ENTRIES SHOWN -
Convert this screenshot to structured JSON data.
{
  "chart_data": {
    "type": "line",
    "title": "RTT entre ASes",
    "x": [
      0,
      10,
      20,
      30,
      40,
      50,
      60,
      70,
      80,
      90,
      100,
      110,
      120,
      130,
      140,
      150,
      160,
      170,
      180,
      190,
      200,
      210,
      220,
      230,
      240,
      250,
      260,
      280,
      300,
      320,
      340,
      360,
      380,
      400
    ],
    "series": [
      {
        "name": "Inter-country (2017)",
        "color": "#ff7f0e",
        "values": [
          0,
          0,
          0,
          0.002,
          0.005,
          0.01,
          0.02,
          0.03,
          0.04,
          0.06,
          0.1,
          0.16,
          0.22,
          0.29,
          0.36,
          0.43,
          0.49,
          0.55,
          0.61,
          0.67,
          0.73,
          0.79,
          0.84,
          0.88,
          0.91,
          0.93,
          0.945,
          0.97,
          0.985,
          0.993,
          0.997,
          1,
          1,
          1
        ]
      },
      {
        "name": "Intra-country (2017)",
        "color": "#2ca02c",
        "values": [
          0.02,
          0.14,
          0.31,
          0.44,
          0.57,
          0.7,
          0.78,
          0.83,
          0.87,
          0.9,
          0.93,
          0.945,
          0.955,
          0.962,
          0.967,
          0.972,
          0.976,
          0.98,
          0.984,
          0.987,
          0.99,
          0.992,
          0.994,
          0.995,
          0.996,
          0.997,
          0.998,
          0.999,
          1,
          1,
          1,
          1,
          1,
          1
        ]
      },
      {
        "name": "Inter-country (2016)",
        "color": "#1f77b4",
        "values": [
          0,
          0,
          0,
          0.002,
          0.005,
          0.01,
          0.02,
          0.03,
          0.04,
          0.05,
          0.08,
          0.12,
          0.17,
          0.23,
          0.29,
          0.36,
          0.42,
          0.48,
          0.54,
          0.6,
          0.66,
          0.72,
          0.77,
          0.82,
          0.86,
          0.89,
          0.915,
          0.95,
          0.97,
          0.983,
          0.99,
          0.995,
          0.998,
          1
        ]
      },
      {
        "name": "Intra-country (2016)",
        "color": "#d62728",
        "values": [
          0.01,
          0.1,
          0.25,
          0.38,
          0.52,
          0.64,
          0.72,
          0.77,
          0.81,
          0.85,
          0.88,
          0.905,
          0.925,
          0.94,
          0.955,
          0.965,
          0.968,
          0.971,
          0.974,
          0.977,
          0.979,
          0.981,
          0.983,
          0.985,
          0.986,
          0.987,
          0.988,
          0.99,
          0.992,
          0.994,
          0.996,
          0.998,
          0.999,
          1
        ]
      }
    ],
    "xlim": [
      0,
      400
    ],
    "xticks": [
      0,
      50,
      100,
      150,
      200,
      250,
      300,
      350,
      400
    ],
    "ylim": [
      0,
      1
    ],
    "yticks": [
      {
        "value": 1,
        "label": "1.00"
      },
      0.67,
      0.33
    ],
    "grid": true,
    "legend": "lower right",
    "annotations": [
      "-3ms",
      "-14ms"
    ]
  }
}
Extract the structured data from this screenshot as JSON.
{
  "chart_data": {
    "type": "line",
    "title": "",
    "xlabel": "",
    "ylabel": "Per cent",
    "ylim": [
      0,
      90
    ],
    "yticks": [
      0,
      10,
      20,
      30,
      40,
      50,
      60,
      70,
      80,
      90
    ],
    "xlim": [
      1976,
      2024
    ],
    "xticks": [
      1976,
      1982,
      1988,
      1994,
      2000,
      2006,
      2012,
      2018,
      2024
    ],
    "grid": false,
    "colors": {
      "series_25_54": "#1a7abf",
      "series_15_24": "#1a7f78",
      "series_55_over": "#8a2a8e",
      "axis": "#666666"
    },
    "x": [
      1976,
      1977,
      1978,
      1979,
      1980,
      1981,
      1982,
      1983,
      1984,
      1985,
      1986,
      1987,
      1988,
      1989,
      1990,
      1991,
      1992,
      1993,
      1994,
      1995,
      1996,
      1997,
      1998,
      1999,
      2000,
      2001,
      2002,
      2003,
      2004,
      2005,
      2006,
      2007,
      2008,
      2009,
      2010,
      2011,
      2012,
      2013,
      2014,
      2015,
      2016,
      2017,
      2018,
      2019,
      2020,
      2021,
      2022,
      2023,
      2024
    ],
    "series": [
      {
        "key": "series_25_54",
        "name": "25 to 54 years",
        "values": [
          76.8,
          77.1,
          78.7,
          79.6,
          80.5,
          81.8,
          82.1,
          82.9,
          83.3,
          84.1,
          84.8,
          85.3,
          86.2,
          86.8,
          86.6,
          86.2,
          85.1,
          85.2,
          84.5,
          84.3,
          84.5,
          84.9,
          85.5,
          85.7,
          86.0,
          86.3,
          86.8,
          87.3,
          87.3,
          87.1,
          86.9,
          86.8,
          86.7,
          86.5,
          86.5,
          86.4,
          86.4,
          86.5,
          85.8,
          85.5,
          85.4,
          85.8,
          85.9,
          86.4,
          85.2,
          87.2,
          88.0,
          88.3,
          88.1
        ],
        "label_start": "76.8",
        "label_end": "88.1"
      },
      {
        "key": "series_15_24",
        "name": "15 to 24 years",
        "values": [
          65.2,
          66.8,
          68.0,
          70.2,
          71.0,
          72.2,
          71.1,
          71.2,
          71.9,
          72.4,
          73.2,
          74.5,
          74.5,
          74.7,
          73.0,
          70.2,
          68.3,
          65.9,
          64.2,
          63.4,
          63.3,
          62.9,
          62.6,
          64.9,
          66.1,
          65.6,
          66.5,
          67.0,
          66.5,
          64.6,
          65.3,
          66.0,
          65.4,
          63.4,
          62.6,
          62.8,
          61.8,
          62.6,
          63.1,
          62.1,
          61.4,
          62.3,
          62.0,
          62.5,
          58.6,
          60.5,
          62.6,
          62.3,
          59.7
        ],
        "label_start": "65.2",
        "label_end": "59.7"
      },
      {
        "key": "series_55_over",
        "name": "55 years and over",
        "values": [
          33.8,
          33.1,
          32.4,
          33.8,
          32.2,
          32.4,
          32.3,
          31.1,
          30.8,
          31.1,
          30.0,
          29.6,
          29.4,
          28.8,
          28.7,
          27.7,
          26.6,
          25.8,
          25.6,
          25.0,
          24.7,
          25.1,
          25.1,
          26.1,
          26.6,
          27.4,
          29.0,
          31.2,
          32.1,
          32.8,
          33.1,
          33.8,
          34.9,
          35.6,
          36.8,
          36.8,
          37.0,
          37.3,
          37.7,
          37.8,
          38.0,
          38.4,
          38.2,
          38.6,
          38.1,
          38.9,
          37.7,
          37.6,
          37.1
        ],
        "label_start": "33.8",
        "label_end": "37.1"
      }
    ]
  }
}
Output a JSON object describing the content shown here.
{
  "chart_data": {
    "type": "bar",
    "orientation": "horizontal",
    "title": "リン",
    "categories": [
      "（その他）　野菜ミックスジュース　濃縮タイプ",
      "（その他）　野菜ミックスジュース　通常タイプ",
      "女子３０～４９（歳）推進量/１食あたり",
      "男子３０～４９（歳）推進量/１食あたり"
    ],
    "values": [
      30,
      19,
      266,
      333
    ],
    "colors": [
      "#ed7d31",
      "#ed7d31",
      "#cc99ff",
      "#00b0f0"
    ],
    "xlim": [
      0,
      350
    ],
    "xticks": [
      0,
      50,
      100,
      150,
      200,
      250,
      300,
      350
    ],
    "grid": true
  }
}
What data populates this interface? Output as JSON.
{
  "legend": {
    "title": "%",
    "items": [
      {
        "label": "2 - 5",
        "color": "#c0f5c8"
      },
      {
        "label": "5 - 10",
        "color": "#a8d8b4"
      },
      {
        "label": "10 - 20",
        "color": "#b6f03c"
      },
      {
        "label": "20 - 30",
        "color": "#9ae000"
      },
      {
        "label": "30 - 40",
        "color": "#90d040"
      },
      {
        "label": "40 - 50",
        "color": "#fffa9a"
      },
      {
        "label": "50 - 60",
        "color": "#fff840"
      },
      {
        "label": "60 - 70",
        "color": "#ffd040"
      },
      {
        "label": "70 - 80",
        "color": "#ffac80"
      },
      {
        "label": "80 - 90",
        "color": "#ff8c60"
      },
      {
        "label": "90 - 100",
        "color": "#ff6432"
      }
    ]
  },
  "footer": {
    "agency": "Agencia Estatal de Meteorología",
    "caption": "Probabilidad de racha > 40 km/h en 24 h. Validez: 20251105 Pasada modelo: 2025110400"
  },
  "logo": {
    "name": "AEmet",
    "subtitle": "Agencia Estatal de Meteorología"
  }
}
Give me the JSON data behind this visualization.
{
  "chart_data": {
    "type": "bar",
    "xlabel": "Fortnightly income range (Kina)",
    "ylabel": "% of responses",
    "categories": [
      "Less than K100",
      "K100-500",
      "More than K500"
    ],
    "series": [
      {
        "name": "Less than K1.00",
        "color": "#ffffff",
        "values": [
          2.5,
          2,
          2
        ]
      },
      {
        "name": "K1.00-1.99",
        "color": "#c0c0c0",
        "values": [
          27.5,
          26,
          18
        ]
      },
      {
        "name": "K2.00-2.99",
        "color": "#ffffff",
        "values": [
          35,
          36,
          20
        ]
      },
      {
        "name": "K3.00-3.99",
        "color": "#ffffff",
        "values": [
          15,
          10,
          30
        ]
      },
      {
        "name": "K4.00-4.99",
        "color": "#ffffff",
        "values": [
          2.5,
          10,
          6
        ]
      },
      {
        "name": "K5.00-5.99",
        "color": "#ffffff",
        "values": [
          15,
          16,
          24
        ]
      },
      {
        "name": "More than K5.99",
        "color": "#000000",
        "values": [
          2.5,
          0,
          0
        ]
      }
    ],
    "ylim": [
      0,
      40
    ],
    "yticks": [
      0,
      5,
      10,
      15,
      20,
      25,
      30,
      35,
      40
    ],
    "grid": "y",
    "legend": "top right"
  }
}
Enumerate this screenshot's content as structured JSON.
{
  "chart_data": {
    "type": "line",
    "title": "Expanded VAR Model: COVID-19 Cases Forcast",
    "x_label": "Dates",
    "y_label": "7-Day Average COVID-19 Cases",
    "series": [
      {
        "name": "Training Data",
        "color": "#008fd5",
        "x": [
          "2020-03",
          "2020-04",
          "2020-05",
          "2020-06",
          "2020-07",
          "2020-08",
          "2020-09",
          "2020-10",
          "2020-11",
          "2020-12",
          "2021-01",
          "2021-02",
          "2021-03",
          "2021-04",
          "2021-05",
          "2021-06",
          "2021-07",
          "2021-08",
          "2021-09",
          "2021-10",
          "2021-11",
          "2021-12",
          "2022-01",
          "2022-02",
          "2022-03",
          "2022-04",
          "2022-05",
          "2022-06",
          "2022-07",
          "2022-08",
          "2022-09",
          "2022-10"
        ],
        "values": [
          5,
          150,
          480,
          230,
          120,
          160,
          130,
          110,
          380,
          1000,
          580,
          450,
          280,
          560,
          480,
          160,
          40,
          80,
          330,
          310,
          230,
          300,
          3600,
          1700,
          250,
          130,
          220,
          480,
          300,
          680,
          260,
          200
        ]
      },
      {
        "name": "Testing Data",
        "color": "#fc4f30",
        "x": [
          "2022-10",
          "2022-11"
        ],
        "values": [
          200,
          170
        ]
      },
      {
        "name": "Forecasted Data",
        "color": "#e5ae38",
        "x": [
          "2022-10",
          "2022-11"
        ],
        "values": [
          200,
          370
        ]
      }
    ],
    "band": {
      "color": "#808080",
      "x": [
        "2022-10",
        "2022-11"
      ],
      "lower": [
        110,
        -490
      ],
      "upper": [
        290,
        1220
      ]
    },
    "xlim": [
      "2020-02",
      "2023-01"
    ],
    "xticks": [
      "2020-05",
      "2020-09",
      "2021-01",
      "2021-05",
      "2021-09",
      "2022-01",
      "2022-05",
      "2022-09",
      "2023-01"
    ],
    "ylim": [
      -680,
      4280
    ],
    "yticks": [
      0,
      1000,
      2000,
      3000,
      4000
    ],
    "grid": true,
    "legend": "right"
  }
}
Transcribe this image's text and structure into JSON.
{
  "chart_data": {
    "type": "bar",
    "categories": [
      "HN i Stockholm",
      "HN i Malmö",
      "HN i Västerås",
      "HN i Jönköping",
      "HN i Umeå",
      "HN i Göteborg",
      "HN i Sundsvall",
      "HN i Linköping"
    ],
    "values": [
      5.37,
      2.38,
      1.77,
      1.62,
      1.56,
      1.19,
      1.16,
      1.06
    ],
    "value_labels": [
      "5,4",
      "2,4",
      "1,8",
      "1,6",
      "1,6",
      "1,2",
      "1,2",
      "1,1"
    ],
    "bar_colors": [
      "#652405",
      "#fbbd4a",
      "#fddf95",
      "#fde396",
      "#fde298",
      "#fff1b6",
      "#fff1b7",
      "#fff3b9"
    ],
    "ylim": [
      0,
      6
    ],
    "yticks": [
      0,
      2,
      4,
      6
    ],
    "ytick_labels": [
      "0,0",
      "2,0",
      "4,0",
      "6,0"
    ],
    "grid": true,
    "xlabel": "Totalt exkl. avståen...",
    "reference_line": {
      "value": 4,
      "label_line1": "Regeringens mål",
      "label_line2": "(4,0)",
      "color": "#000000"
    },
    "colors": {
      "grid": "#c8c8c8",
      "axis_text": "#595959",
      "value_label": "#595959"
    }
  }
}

REQUIRED TASK - Copy out exactly the lines from the line with "Transcribe this image's" to the end of the listing, including both of those lines, and give nothing else.

REPLY TO THE TASK -
Transcribe this image's text and structure into JSON.
{
  "chart_data": {
    "type": "bar",
    "categories": [
      "HN i Stockholm",
      "HN i Malmö",
      "HN i Västerås",
      "HN i Jönköping",
      "HN i Umeå",
      "HN i Göteborg",
      "HN i Sundsvall",
      "HN i Linköping"
    ],
    "values": [
      5.37,
      2.38,
      1.77,
      1.62,
      1.56,
      1.19,
      1.16,
      1.06
    ],
    "value_labels": [
      "5,4",
      "2,4",
      "1,8",
      "1,6",
      "1,6",
      "1,2",
      "1,2",
      "1,1"
    ],
    "bar_colors": [
      "#652405",
      "#fbbd4a",
      "#fddf95",
      "#fde396",
      "#fde298",
      "#fff1b6",
      "#fff1b7",
      "#fff3b9"
    ],
    "ylim": [
      0,
      6
    ],
    "yticks": [
      0,
      2,
      4,
      6
    ],
    "ytick_labels": [
      "0,0",
      "2,0",
      "4,0",
      "6,0"
    ],
    "grid": true,
    "xlabel": "Totalt exkl. avståen...",
    "reference_line": {
      "value": 4,
      "label_line1": "Regeringens mål",
      "label_line2": "(4,0)",
      "color": "#000000"
    },
    "colors": {
      "grid": "#c8c8c8",
      "axis_text": "#595959",
      "value_label": "#595959"
    }
  }
}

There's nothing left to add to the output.